WHAT IS EXPECTED:
Copy out the listing that follows, exact in every word, and skip the images.
----- EXCERPTED RECORDS -----
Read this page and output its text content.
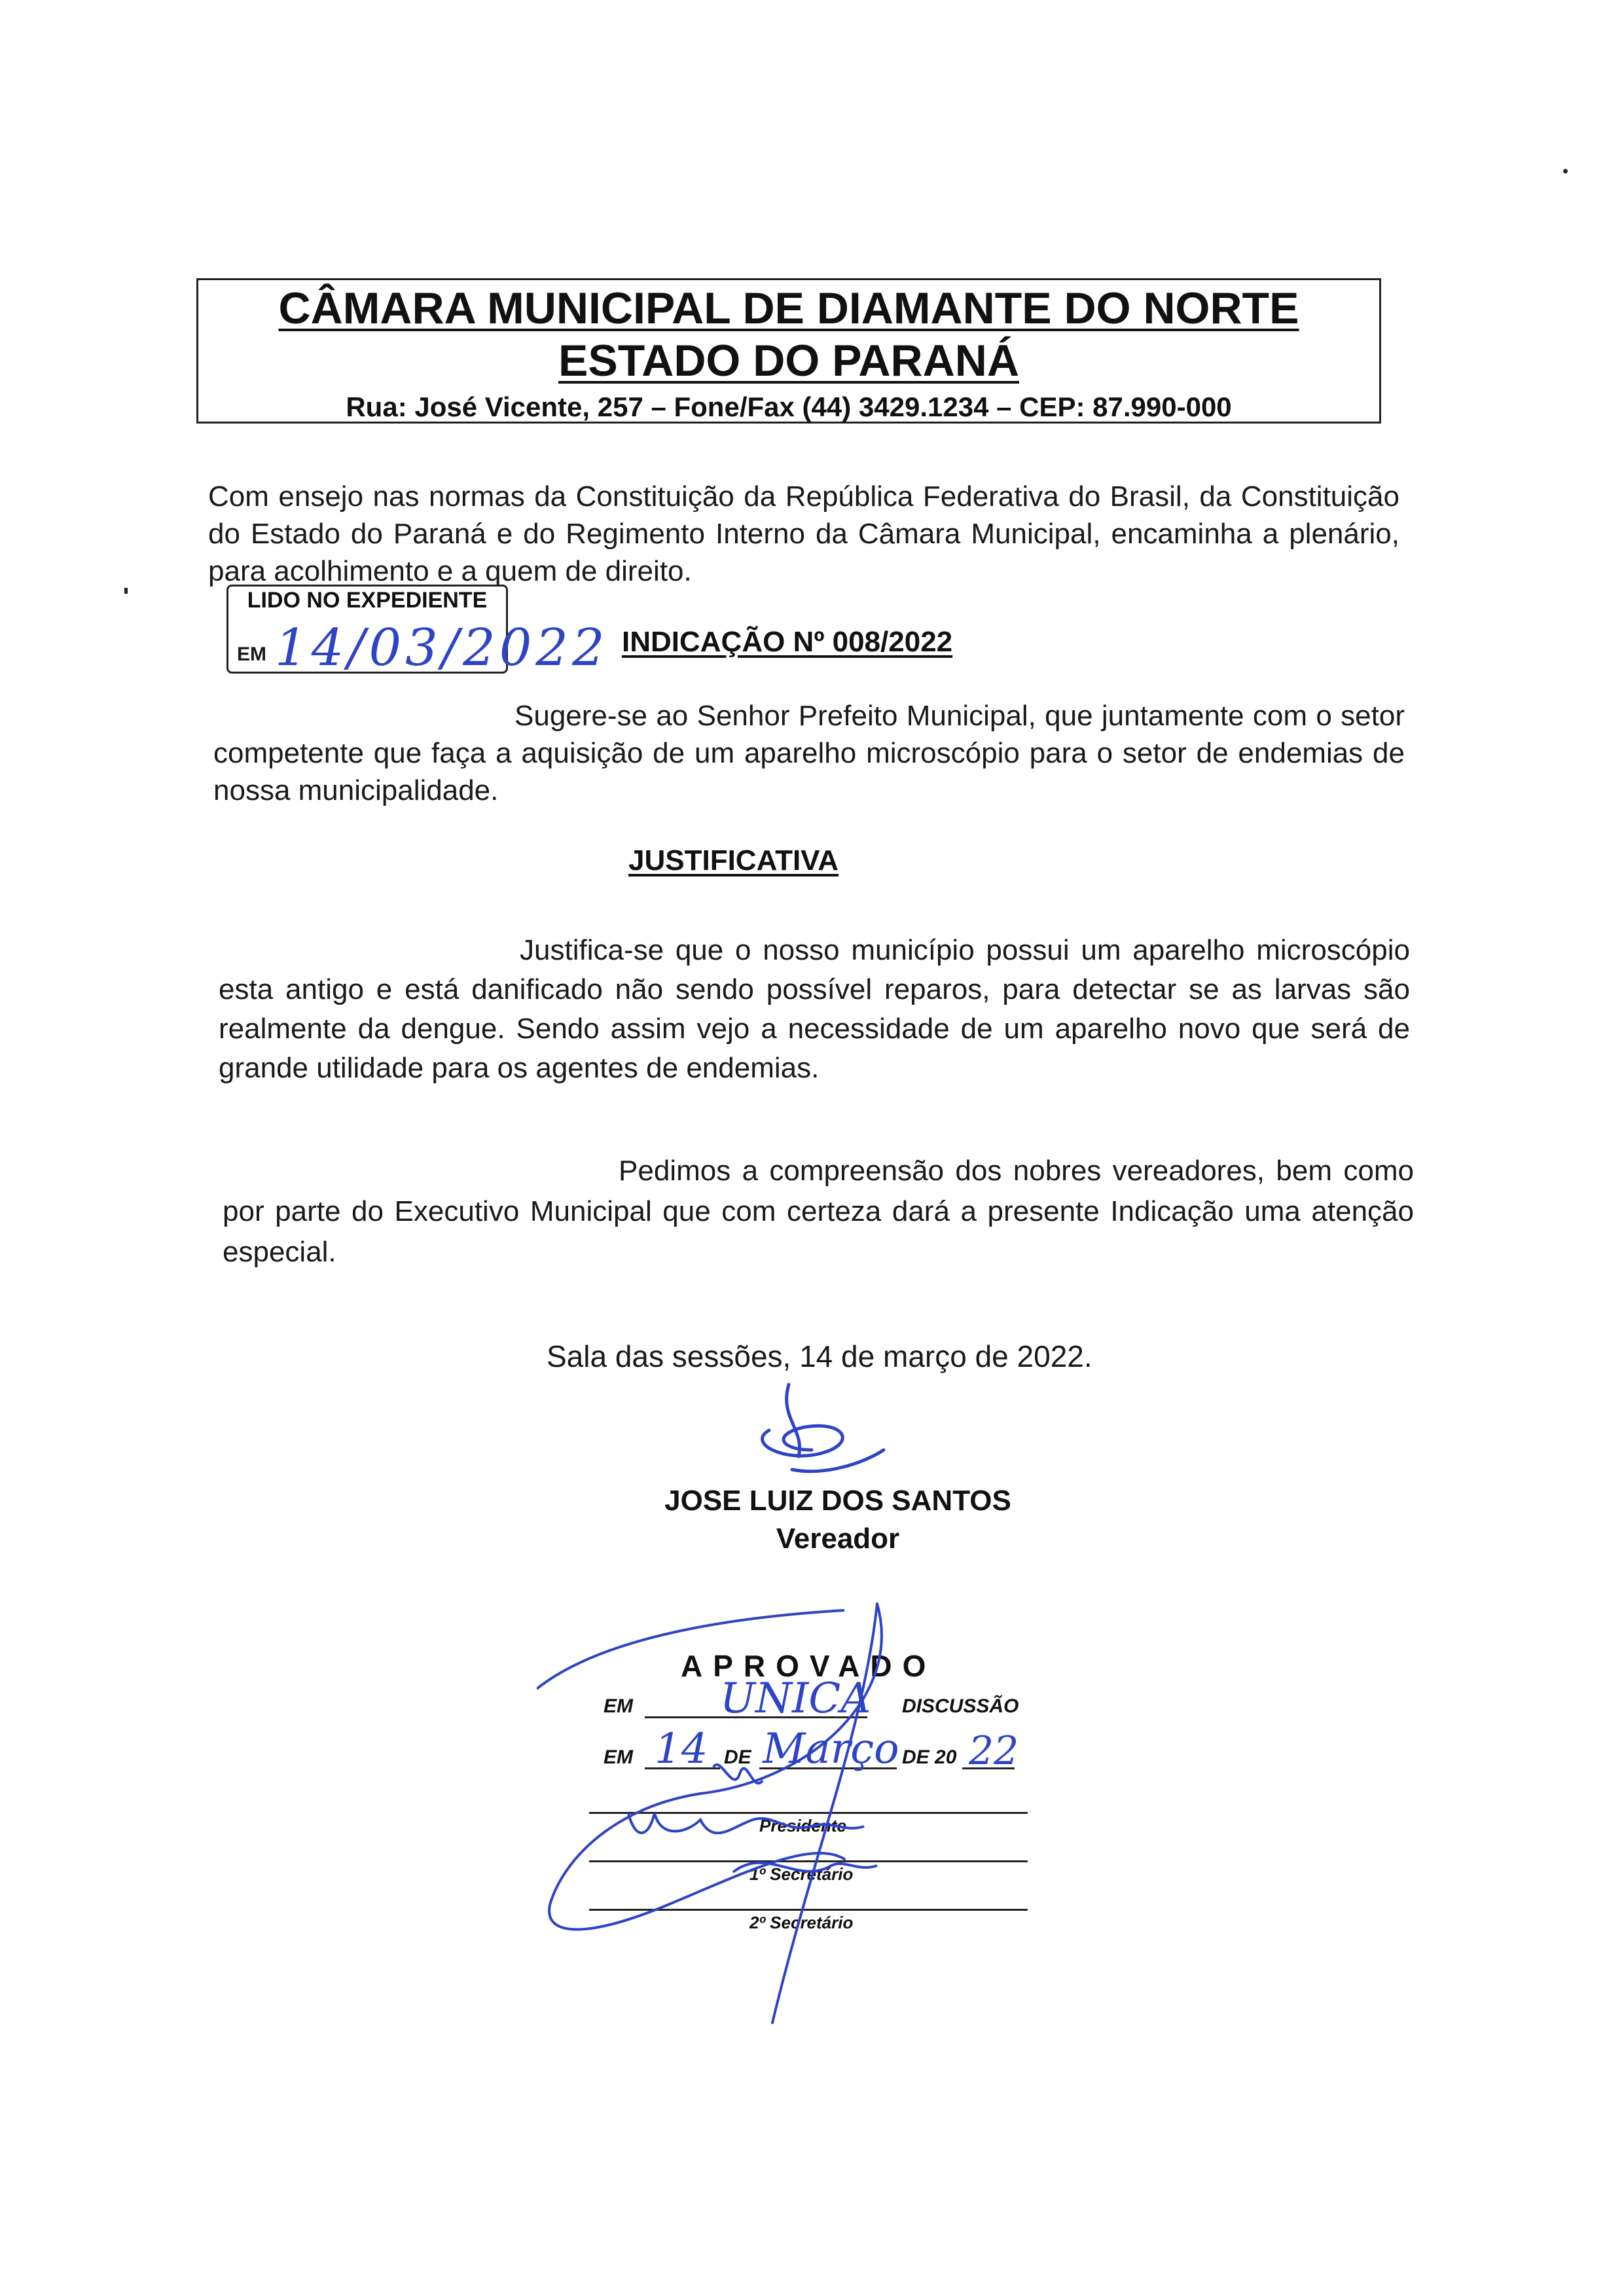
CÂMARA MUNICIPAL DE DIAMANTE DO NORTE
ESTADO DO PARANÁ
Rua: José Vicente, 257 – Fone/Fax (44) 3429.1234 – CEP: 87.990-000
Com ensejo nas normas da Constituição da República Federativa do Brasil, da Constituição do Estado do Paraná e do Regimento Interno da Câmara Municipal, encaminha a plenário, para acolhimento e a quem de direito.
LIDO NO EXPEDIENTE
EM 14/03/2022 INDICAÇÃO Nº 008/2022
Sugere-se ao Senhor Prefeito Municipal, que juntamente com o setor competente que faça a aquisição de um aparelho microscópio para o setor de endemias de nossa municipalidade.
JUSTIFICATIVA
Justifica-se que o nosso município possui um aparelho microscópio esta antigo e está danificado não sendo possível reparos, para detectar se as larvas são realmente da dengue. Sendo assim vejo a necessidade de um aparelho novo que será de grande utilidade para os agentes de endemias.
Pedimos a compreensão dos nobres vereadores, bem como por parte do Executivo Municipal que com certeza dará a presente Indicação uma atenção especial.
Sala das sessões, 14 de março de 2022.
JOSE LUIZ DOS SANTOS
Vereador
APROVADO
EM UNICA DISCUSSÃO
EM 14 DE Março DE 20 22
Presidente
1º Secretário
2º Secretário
-----
TASK SOLUTION:
Read this page and output its text content.
CÂMARA MUNICIPAL DE DIAMANTE DO NORTE
ESTADO DO PARANÁ
Rua: José Vicente, 257 – Fone/Fax (44) 3429.1234 – CEP: 87.990-000
Com ensejo nas normas da Constituição da República Federativa do Brasil, da Constituição do Estado do Paraná e do Regimento Interno da Câmara Municipal, encaminha a plenário, para acolhimento e a quem de direito.
LIDO NO EXPEDIENTE
EM 14/03/2022 INDICAÇÃO Nº 008/2022
Sugere-se ao Senhor Prefeito Municipal, que juntamente com o setor competente que faça a aquisição de um aparelho microscópio para o setor de endemias de nossa municipalidade.
JUSTIFICATIVA
Justifica-se que o nosso município possui um aparelho microscópio esta antigo e está danificado não sendo possível reparos, para detectar se as larvas são realmente da dengue. Sendo assim vejo a necessidade de um aparelho novo que será de grande utilidade para os agentes de endemias.
Pedimos a compreensão dos nobres vereadores, bem como por parte do Executivo Municipal que com certeza dará a presente Indicação uma atenção especial.
Sala das sessões, 14 de março de 2022.
JOSE LUIZ DOS SANTOS
Vereador
APROVADO
EM UNICA DISCUSSÃO
EM 14 DE Março DE 20 22
Presidente
1º Secretário
2º Secretário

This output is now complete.